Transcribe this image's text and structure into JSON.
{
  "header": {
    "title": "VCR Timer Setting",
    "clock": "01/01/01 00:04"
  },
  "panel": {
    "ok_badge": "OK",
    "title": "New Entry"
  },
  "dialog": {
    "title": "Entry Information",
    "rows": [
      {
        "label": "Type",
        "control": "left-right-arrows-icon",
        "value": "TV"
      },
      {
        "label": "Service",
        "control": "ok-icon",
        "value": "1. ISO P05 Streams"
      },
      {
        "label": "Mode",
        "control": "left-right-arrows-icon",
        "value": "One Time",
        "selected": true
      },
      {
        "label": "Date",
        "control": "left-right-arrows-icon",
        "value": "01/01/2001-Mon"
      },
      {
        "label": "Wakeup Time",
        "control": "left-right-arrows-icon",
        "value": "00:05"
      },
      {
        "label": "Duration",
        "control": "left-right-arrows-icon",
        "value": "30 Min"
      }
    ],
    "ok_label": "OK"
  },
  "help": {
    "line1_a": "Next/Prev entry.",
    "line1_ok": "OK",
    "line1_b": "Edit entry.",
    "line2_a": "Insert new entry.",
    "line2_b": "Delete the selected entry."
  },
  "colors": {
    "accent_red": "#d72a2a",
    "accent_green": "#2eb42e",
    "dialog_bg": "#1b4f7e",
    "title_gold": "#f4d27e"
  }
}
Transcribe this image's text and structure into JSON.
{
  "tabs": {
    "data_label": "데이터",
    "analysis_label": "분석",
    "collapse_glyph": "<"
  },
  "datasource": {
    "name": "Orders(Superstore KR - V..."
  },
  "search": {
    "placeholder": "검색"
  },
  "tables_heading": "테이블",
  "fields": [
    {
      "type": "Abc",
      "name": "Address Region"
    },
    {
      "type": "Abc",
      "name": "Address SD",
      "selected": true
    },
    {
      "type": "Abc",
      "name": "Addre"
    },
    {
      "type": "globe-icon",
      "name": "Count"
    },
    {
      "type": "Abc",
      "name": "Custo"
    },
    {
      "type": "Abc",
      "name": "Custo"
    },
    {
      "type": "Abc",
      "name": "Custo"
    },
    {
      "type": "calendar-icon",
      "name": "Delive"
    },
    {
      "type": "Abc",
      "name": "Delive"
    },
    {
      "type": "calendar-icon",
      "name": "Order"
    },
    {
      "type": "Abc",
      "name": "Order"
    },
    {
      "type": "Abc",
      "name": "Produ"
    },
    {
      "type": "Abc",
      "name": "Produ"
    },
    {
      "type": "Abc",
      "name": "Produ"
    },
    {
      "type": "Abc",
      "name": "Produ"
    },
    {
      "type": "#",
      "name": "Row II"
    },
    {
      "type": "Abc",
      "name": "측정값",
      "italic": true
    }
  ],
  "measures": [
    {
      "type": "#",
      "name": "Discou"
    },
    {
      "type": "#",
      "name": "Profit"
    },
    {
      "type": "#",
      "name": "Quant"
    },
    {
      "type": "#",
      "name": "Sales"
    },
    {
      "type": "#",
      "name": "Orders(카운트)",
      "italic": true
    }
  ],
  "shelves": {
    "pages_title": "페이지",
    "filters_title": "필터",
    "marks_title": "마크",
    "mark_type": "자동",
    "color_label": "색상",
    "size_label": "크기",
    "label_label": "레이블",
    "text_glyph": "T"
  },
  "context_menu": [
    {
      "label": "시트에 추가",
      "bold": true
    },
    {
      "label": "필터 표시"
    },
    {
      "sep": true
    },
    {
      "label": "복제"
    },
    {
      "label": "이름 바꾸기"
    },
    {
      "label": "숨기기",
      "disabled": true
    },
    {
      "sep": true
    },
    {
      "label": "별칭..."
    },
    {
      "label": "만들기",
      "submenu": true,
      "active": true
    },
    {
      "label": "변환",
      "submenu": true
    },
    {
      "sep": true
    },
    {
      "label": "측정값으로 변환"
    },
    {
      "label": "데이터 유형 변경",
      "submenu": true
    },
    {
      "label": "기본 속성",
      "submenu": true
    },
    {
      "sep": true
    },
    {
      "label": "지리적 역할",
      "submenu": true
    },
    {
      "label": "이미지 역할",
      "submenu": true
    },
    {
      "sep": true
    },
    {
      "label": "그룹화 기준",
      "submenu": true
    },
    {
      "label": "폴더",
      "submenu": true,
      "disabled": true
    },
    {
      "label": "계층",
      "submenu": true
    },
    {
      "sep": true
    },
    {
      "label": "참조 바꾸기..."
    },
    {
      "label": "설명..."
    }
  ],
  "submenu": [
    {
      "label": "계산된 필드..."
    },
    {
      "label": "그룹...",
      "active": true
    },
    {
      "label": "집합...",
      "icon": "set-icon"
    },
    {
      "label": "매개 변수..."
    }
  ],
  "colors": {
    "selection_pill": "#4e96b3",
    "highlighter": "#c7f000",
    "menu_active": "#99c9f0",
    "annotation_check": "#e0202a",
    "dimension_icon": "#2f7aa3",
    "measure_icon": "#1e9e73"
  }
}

◆ **DO THIS**
Report how many lines in the data include the word "Orders", and give nothing but the count.

◆ **RESULT**
2